* Written instruction: Print all the data, keeping every line exactly as it is.

* Record set:

━━━━━━━━

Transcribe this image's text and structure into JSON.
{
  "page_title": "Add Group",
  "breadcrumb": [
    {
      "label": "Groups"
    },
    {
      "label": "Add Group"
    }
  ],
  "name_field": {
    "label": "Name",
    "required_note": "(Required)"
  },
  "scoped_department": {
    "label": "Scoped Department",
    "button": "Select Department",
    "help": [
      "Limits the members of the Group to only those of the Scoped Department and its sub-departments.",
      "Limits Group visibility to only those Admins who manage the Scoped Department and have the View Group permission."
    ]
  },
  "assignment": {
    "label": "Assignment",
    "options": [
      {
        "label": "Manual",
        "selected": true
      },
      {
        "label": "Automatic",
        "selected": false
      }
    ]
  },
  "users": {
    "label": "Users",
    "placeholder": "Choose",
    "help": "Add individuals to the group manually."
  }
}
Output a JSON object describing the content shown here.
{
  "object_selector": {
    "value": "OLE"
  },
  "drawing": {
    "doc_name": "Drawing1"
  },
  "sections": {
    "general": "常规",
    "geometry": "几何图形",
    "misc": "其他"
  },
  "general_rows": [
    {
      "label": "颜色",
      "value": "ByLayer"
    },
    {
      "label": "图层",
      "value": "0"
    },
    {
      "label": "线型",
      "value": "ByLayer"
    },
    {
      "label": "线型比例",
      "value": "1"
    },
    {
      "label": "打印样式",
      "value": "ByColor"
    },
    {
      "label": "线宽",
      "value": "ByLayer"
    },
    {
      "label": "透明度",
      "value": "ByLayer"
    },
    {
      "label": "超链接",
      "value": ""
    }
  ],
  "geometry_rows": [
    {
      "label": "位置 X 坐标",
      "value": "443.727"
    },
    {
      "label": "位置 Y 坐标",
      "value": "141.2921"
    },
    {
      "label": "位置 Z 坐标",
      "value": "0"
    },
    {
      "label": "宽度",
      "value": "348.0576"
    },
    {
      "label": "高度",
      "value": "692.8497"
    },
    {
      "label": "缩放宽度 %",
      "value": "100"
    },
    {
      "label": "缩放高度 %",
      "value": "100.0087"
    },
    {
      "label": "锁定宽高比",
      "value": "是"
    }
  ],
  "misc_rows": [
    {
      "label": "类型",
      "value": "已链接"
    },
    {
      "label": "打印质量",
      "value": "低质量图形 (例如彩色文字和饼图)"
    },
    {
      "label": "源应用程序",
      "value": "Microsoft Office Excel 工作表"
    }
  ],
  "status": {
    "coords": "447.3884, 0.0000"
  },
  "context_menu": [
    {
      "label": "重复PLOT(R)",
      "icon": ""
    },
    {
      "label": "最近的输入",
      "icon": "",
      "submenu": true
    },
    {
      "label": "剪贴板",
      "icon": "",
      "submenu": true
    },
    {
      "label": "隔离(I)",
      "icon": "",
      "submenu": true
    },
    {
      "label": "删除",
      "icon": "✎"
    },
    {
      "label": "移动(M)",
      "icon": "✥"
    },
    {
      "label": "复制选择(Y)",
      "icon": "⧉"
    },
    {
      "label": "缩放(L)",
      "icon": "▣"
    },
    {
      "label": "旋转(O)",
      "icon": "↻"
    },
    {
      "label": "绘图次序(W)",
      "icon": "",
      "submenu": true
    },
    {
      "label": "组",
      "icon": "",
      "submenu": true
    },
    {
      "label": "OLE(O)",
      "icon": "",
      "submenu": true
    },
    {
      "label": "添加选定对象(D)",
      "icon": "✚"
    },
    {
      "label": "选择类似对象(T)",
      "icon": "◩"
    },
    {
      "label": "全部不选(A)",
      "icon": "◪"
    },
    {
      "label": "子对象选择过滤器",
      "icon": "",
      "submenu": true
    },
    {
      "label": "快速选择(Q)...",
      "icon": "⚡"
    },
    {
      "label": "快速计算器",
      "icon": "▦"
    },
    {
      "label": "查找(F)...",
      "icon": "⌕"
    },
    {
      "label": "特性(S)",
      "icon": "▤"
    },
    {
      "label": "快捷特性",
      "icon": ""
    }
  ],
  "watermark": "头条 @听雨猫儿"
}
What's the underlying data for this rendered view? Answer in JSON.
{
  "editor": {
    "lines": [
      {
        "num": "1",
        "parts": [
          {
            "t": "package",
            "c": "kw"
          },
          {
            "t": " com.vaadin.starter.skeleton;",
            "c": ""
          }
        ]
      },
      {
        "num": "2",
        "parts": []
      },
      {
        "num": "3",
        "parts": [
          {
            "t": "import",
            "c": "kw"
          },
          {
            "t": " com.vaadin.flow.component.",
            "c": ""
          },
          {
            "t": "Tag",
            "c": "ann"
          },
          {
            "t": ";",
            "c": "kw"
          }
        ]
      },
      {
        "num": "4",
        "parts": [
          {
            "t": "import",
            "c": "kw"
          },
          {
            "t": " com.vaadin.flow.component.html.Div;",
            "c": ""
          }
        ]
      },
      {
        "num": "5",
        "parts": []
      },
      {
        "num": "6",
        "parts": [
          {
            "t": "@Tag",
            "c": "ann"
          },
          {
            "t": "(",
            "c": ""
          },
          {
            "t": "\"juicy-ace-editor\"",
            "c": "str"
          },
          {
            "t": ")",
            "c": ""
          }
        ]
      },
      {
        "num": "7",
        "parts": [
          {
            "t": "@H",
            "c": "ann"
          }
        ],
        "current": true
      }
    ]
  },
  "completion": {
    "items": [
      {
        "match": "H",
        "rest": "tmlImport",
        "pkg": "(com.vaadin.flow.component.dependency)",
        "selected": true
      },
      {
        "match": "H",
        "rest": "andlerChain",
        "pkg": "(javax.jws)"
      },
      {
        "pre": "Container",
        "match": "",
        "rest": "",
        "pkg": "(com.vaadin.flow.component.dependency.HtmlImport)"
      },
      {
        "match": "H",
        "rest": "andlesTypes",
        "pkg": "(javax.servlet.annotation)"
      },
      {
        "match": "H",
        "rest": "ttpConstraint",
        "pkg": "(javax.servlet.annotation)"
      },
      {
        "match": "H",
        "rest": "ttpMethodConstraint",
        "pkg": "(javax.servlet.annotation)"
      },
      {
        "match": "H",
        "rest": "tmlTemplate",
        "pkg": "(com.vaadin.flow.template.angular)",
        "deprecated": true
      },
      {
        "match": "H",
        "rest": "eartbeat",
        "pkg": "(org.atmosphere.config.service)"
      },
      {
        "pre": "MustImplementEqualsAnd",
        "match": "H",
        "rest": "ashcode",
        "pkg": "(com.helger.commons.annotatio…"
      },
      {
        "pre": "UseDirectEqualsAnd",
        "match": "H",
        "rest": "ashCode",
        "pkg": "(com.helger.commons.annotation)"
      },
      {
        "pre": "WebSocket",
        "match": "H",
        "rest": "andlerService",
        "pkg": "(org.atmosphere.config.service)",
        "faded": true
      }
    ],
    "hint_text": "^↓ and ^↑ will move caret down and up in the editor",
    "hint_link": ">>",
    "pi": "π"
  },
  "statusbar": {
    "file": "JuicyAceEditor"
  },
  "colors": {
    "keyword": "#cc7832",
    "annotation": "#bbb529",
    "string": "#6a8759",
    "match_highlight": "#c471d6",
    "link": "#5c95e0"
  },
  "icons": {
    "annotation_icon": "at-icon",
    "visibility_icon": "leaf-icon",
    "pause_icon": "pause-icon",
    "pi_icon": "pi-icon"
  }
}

━━━━━━━━

* Response to this task:
Transcribe this image's text and structure into JSON.
{
  "page_title": "Add Group",
  "breadcrumb": [
    {
      "label": "Groups"
    },
    {
      "label": "Add Group"
    }
  ],
  "name_field": {
    "label": "Name",
    "required_note": "(Required)"
  },
  "scoped_department": {
    "label": "Scoped Department",
    "button": "Select Department",
    "help": [
      "Limits the members of the Group to only those of the Scoped Department and its sub-departments.",
      "Limits Group visibility to only those Admins who manage the Scoped Department and have the View Group permission."
    ]
  },
  "assignment": {
    "label": "Assignment",
    "options": [
      {
        "label": "Manual",
        "selected": true
      },
      {
        "label": "Automatic",
        "selected": false
      }
    ]
  },
  "users": {
    "label": "Users",
    "placeholder": "Choose",
    "help": "Add individuals to the group manually."
  }
}
Output a JSON object describing the content shown here.
{
  "object_selector": {
    "value": "OLE"
  },
  "drawing": {
    "doc_name": "Drawing1"
  },
  "sections": {
    "general": "常规",
    "geometry": "几何图形",
    "misc": "其他"
  },
  "general_rows": [
    {
      "label": "颜色",
      "value": "ByLayer"
    },
    {
      "label": "图层",
      "value": "0"
    },
    {
      "label": "线型",
      "value": "ByLayer"
    },
    {
      "label": "线型比例",
      "value": "1"
    },
    {
      "label": "打印样式",
      "value": "ByColor"
    },
    {
      "label": "线宽",
      "value": "ByLayer"
    },
    {
      "label": "透明度",
      "value": "ByLayer"
    },
    {
      "label": "超链接",
      "value": ""
    }
  ],
  "geometry_rows": [
    {
      "label": "位置 X 坐标",
      "value": "443.727"
    },
    {
      "label": "位置 Y 坐标",
      "value": "141.2921"
    },
    {
      "label": "位置 Z 坐标",
      "value": "0"
    },
    {
      "label": "宽度",
      "value": "348.0576"
    },
    {
      "label": "高度",
      "value": "692.8497"
    },
    {
      "label": "缩放宽度 %",
      "value": "100"
    },
    {
      "label": "缩放高度 %",
      "value": "100.0087"
    },
    {
      "label": "锁定宽高比",
      "value": "是"
    }
  ],
  "misc_rows": [
    {
      "label": "类型",
      "value": "已链接"
    },
    {
      "label": "打印质量",
      "value": "低质量图形 (例如彩色文字和饼图)"
    },
    {
      "label": "源应用程序",
      "value": "Microsoft Office Excel 工作表"
    }
  ],
  "status": {
    "coords": "447.3884, 0.0000"
  },
  "context_menu": [
    {
      "label": "重复PLOT(R)",
      "icon": ""
    },
    {
      "label": "最近的输入",
      "icon": "",
      "submenu": true
    },
    {
      "label": "剪贴板",
      "icon": "",
      "submenu": true
    },
    {
      "label": "隔离(I)",
      "icon": "",
      "submenu": true
    },
    {
      "label": "删除",
      "icon": "✎"
    },
    {
      "label": "移动(M)",
      "icon": "✥"
    },
    {
      "label": "复制选择(Y)",
      "icon": "⧉"
    },
    {
      "label": "缩放(L)",
      "icon": "▣"
    },
    {
      "label": "旋转(O)",
      "icon": "↻"
    },
    {
      "label": "绘图次序(W)",
      "icon": "",
      "submenu": true
    },
    {
      "label": "组",
      "icon": "",
      "submenu": true
    },
    {
      "label": "OLE(O)",
      "icon": "",
      "submenu": true
    },
    {
      "label": "添加选定对象(D)",
      "icon": "✚"
    },
    {
      "label": "选择类似对象(T)",
      "icon": "◩"
    },
    {
      "label": "全部不选(A)",
      "icon": "◪"
    },
    {
      "label": "子对象选择过滤器",
      "icon": "",
      "submenu": true
    },
    {
      "label": "快速选择(Q)...",
      "icon": "⚡"
    },
    {
      "label": "快速计算器",
      "icon": "▦"
    },
    {
      "label": "查找(F)...",
      "icon": "⌕"
    },
    {
      "label": "特性(S)",
      "icon": "▤"
    },
    {
      "label": "快捷特性",
      "icon": ""
    }
  ],
  "watermark": "头条 @听雨猫儿"
}
What's the underlying data for this rendered view? Answer in JSON.
{
  "editor": {
    "lines": [
      {
        "num": "1",
        "parts": [
          {
            "t": "package",
            "c": "kw"
          },
          {
            "t": " com.vaadin.starter.skeleton;",
            "c": ""
          }
        ]
      },
      {
        "num": "2",
        "parts": []
      },
      {
        "num": "3",
        "parts": [
          {
            "t": "import",
            "c": "kw"
          },
          {
            "t": " com.vaadin.flow.component.",
            "c": ""
          },
          {
            "t": "Tag",
            "c": "ann"
          },
          {
            "t": ";",
            "c": "kw"
          }
        ]
      },
      {
        "num": "4",
        "parts": [
          {
            "t": "import",
            "c": "kw"
          },
          {
            "t": " com.vaadin.flow.component.html.Div;",
            "c": ""
          }
        ]
      },
      {
        "num": "5",
        "parts": []
      },
      {
        "num": "6",
        "parts": [
          {
            "t": "@Tag",
            "c": "ann"
          },
          {
            "t": "(",
            "c": ""
          },
          {
            "t": "\"juicy-ace-editor\"",
            "c": "str"
          },
          {
            "t": ")",
            "c": ""
          }
        ]
      },
      {
        "num": "7",
        "parts": [
          {
            "t": "@H",
            "c": "ann"
          }
        ],
        "current": true
      }
    ]
  },
  "completion": {
    "items": [
      {
        "match": "H",
        "rest": "tmlImport",
        "pkg": "(com.vaadin.flow.component.dependency)",
        "selected": true
      },
      {
        "match": "H",
        "rest": "andlerChain",
        "pkg": "(javax.jws)"
      },
      {
        "pre": "Container",
        "match": "",
        "rest": "",
        "pkg": "(com.vaadin.flow.component.dependency.HtmlImport)"
      },
      {
        "match": "H",
        "rest": "andlesTypes",
        "pkg": "(javax.servlet.annotation)"
      },
      {
        "match": "H",
        "rest": "ttpConstraint",
        "pkg": "(javax.servlet.annotation)"
      },
      {
        "match": "H",
        "rest": "ttpMethodConstraint",
        "pkg": "(javax.servlet.annotation)"
      },
      {
        "match": "H",
        "rest": "tmlTemplate",
        "pkg": "(com.vaadin.flow.template.angular)",
        "deprecated": true
      },
      {
        "match": "H",
        "rest": "eartbeat",
        "pkg": "(org.atmosphere.config.service)"
      },
      {
        "pre": "MustImplementEqualsAnd",
        "match": "H",
        "rest": "ashcode",
        "pkg": "(com.helger.commons.annotatio…"
      },
      {
        "pre": "UseDirectEqualsAnd",
        "match": "H",
        "rest": "ashCode",
        "pkg": "(com.helger.commons.annotation)"
      },
      {
        "pre": "WebSocket",
        "match": "H",
        "rest": "andlerService",
        "pkg": "(org.atmosphere.config.service)",
        "faded": true
      }
    ],
    "hint_text": "^↓ and ^↑ will move caret down and up in the editor",
    "hint_link": ">>",
    "pi": "π"
  },
  "statusbar": {
    "file": "JuicyAceEditor"
  },
  "colors": {
    "keyword": "#cc7832",
    "annotation": "#bbb529",
    "string": "#6a8759",
    "match_highlight": "#c471d6",
    "link": "#5c95e0"
  },
  "icons": {
    "annotation_icon": "at-icon",
    "visibility_icon": "leaf-icon",
    "pause_icon": "pause-icon",
    "pi_icon": "pi-icon"
  }
}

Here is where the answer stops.